Records to process:
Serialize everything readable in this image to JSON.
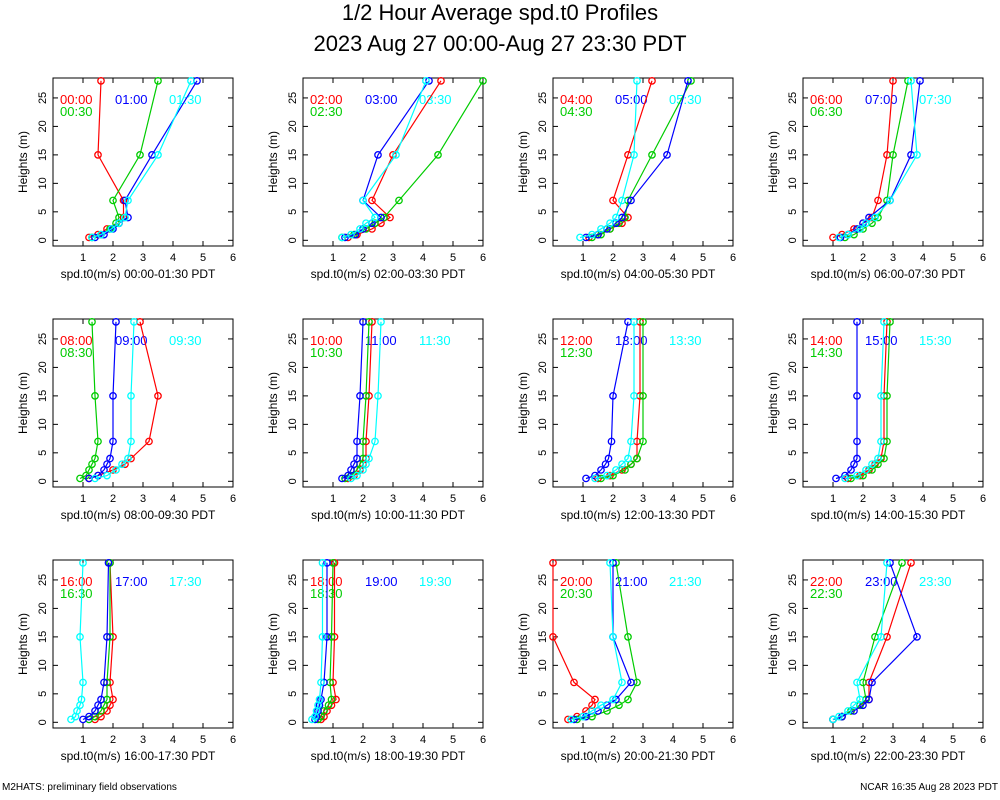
{
  "title": "1/2 Hour Average spd.t0 Profiles",
  "subtitle": "2023 Aug 27 00:00-Aug 27 23:30 PDT",
  "footer_left": "M2HATS: preliminary field observations",
  "footer_right": "NCAR 16:35 Aug 28 2023 PDT",
  "colors": {
    "c0": "#ff0000",
    "c1": "#00cc00",
    "c2": "#0000ff",
    "c3": "#00ffff"
  },
  "chart_data": {
    "type": "line",
    "ylabel": "Heights (m)",
    "heights": [
      0.5,
      1,
      2,
      3,
      4,
      7,
      15,
      28
    ],
    "xlim": [
      0,
      6
    ],
    "ylim": [
      -1,
      28.5
    ],
    "xticks": [
      1,
      2,
      3,
      4,
      5,
      6
    ],
    "yticks": [
      0,
      5,
      10,
      15,
      20,
      25
    ],
    "panels": [
      {
        "xlabel": "spd.t0(m/s) 00:00-01:30 PDT",
        "series": [
          {
            "name": "00:00",
            "values": [
              1.2,
              1.5,
              1.8,
              2.2,
              2.35,
              2.35,
              1.5,
              1.6
            ]
          },
          {
            "name": "00:30",
            "values": [
              1.3,
              1.6,
              1.9,
              2.1,
              2.2,
              2.0,
              2.9,
              3.5
            ]
          },
          {
            "name": "01:00",
            "values": [
              1.4,
              1.7,
              2.0,
              2.2,
              2.5,
              2.4,
              3.3,
              4.8
            ]
          },
          {
            "name": "01:30",
            "values": [
              1.3,
              1.6,
              1.95,
              2.2,
              2.4,
              2.5,
              3.5,
              4.6
            ]
          }
        ]
      },
      {
        "xlabel": "spd.t0(m/s) 02:00-03:30 PDT",
        "series": [
          {
            "name": "02:00",
            "values": [
              1.5,
              1.8,
              2.3,
              2.6,
              2.9,
              2.3,
              3.0,
              4.6
            ]
          },
          {
            "name": "02:30",
            "values": [
              1.3,
              1.7,
              2.1,
              2.4,
              2.7,
              3.2,
              4.5,
              6.0
            ]
          },
          {
            "name": "03:00",
            "values": [
              1.4,
              1.75,
              2.0,
              2.3,
              2.6,
              2.0,
              2.5,
              4.2
            ]
          },
          {
            "name": "03:30",
            "values": [
              1.3,
              1.6,
              1.9,
              2.1,
              2.4,
              2.0,
              3.1,
              4.1
            ]
          }
        ]
      },
      {
        "xlabel": "spd.t0(m/s) 04:00-05:30 PDT",
        "series": [
          {
            "name": "04:00",
            "values": [
              1.2,
              1.5,
              1.9,
              2.3,
              2.5,
              2.0,
              2.5,
              3.3
            ]
          },
          {
            "name": "04:30",
            "values": [
              1.3,
              1.6,
              1.9,
              2.2,
              2.4,
              2.5,
              3.3,
              4.6
            ]
          },
          {
            "name": "05:00",
            "values": [
              1.1,
              1.5,
              1.8,
              2.1,
              2.3,
              2.6,
              3.8,
              4.5
            ]
          },
          {
            "name": "05:30",
            "values": [
              0.9,
              1.3,
              1.6,
              1.9,
              2.1,
              2.3,
              2.7,
              2.8
            ]
          }
        ]
      },
      {
        "xlabel": "spd.t0(m/s) 06:00-07:30 PDT",
        "series": [
          {
            "name": "06:00",
            "values": [
              1.0,
              1.3,
              1.7,
              2.0,
              2.3,
              2.5,
              2.8,
              3.0
            ]
          },
          {
            "name": "06:30",
            "values": [
              1.4,
              1.7,
              2.0,
              2.3,
              2.5,
              2.8,
              3.0,
              3.5
            ]
          },
          {
            "name": "07:00",
            "values": [
              1.25,
              1.5,
              1.8,
              2.0,
              2.2,
              2.9,
              3.6,
              3.9
            ]
          },
          {
            "name": "07:30",
            "values": [
              1.2,
              1.5,
              1.9,
              2.1,
              2.4,
              2.9,
              3.8,
              3.6
            ]
          }
        ]
      },
      {
        "xlabel": "spd.t0(m/s) 08:00-09:30 PDT",
        "series": [
          {
            "name": "08:00",
            "values": [
              1.2,
              1.5,
              2.0,
              2.4,
              2.6,
              3.2,
              3.5,
              2.9
            ]
          },
          {
            "name": "08:30",
            "values": [
              0.9,
              1.1,
              1.2,
              1.3,
              1.4,
              1.5,
              1.4,
              1.3
            ]
          },
          {
            "name": "09:00",
            "values": [
              1.2,
              1.5,
              1.7,
              1.8,
              1.9,
              2.0,
              2.0,
              2.1
            ]
          },
          {
            "name": "09:30",
            "values": [
              1.4,
              1.8,
              2.1,
              2.3,
              2.5,
              2.6,
              2.6,
              2.7
            ]
          }
        ]
      },
      {
        "xlabel": "spd.t0(m/s) 10:00-11:30 PDT",
        "series": [
          {
            "name": "10:00",
            "values": [
              1.5,
              1.7,
              1.9,
              2.0,
              2.1,
              2.1,
              2.2,
              2.3
            ]
          },
          {
            "name": "10:30",
            "values": [
              1.4,
              1.6,
              1.8,
              1.9,
              2.0,
              2.0,
              2.1,
              2.2
            ]
          },
          {
            "name": "11:00",
            "values": [
              1.3,
              1.5,
              1.6,
              1.7,
              1.8,
              1.8,
              1.9,
              2.0
            ]
          },
          {
            "name": "11:30",
            "values": [
              1.6,
              1.8,
              2.0,
              2.1,
              2.2,
              2.4,
              2.5,
              2.6
            ]
          }
        ]
      },
      {
        "xlabel": "spd.t0(m/s) 12:00-13:30 PDT",
        "series": [
          {
            "name": "12:00",
            "values": [
              1.5,
              1.9,
              2.3,
              2.6,
              2.8,
              2.8,
              2.9,
              2.9
            ]
          },
          {
            "name": "12:30",
            "values": [
              1.6,
              2.0,
              2.4,
              2.6,
              2.8,
              3.0,
              3.0,
              3.0
            ]
          },
          {
            "name": "13:00",
            "values": [
              1.1,
              1.4,
              1.6,
              1.75,
              1.85,
              1.95,
              2.0,
              2.5
            ]
          },
          {
            "name": "13:30",
            "values": [
              1.4,
              1.8,
              2.1,
              2.3,
              2.5,
              2.6,
              2.7,
              2.7
            ]
          }
        ]
      },
      {
        "xlabel": "spd.t0(m/s) 14:00-15:30 PDT",
        "series": [
          {
            "name": "14:00",
            "values": [
              1.5,
              1.9,
              2.2,
              2.4,
              2.6,
              2.7,
              2.7,
              2.8
            ]
          },
          {
            "name": "14:30",
            "values": [
              1.6,
              2.0,
              2.3,
              2.5,
              2.7,
              2.8,
              2.8,
              2.9
            ]
          },
          {
            "name": "15:00",
            "values": [
              1.1,
              1.4,
              1.6,
              1.7,
              1.8,
              1.8,
              1.8,
              1.8
            ]
          },
          {
            "name": "15:30",
            "values": [
              1.4,
              1.8,
              2.1,
              2.3,
              2.5,
              2.6,
              2.6,
              2.7
            ]
          }
        ]
      },
      {
        "xlabel": "spd.t0(m/s) 16:00-17:30 PDT",
        "series": [
          {
            "name": "16:00",
            "values": [
              1.4,
              1.6,
              1.8,
              1.9,
              2.0,
              1.9,
              2.0,
              1.9
            ]
          },
          {
            "name": "16:30",
            "values": [
              1.2,
              1.4,
              1.6,
              1.7,
              1.8,
              1.8,
              1.9,
              1.9
            ]
          },
          {
            "name": "17:00",
            "values": [
              1.0,
              1.2,
              1.4,
              1.5,
              1.6,
              1.7,
              1.8,
              1.85
            ]
          },
          {
            "name": "17:30",
            "values": [
              0.6,
              0.75,
              0.8,
              0.9,
              0.95,
              1.0,
              0.9,
              1.0
            ]
          }
        ]
      },
      {
        "xlabel": "spd.t0(m/s) 18:00-19:30 PDT",
        "series": [
          {
            "name": "18:00",
            "values": [
              0.6,
              0.7,
              0.8,
              0.95,
              1.1,
              1.0,
              1.05,
              1.05
            ]
          },
          {
            "name": "18:30",
            "values": [
              0.5,
              0.6,
              0.7,
              0.85,
              0.95,
              0.9,
              0.95,
              1.0
            ]
          },
          {
            "name": "19:00",
            "values": [
              0.4,
              0.45,
              0.5,
              0.55,
              0.6,
              0.7,
              0.8,
              0.8
            ]
          },
          {
            "name": "19:30",
            "values": [
              0.3,
              0.4,
              0.45,
              0.5,
              0.55,
              0.6,
              0.65,
              0.65
            ]
          }
        ]
      },
      {
        "xlabel": "spd.t0(m/s) 20:00-21:30 PDT",
        "series": [
          {
            "name": "20:00",
            "values": [
              0.5,
              0.8,
              1.1,
              1.3,
              1.4,
              0.7,
              0.0,
              0.0
            ]
          },
          {
            "name": "20:30",
            "values": [
              0.8,
              1.3,
              1.8,
              2.2,
              2.5,
              2.8,
              2.5,
              2.1
            ]
          },
          {
            "name": "21:00",
            "values": [
              0.7,
              1.1,
              1.5,
              1.8,
              2.1,
              2.6,
              2.0,
              2.0
            ]
          },
          {
            "name": "21:30",
            "values": [
              0.6,
              1.0,
              1.3,
              1.6,
              2.0,
              2.3,
              2.0,
              1.9
            ]
          }
        ]
      },
      {
        "xlabel": "spd.t0(m/s) 22:00-23:30 PDT",
        "series": [
          {
            "name": "22:00",
            "values": [
              1.0,
              1.3,
              1.6,
              1.9,
              2.2,
              2.2,
              2.8,
              3.6
            ]
          },
          {
            "name": "22:30",
            "values": [
              1.0,
              1.3,
              1.6,
              1.9,
              2.1,
              2.0,
              2.4,
              3.3
            ]
          },
          {
            "name": "23:00",
            "values": [
              1.0,
              1.3,
              1.7,
              2.0,
              2.2,
              2.3,
              3.8,
              2.9
            ]
          },
          {
            "name": "23:30",
            "values": [
              1.0,
              1.2,
              1.5,
              1.7,
              1.9,
              1.8,
              2.6,
              2.8
            ]
          }
        ]
      }
    ]
  }
}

The task: Search the entries for "xlabel" and copy out each line that has it.

Output below:
        "xlabel": "spd.t0(m/s) 00:00-01:30 PDT",
        "xlabel": "spd.t0(m/s) 02:00-03:30 PDT",
        "xlabel": "spd.t0(m/s) 04:00-05:30 PDT",
        "xlabel": "spd.t0(m/s) 06:00-07:30 PDT",
        "xlabel": "spd.t0(m/s) 08:00-09:30 PDT",
        "xlabel": "spd.t0(m/s) 10:00-11:30 PDT",
        "xlabel": "spd.t0(m/s) 12:00-13:30 PDT",
        "xlabel": "spd.t0(m/s) 14:00-15:30 PDT",
        "xlabel": "spd.t0(m/s) 16:00-17:30 PDT",
        "xlabel": "spd.t0(m/s) 18:00-19:30 PDT",
        "xlabel": "spd.t0(m/s) 20:00-21:30 PDT",
        "xlabel": "spd.t0(m/s) 22:00-23:30 PDT",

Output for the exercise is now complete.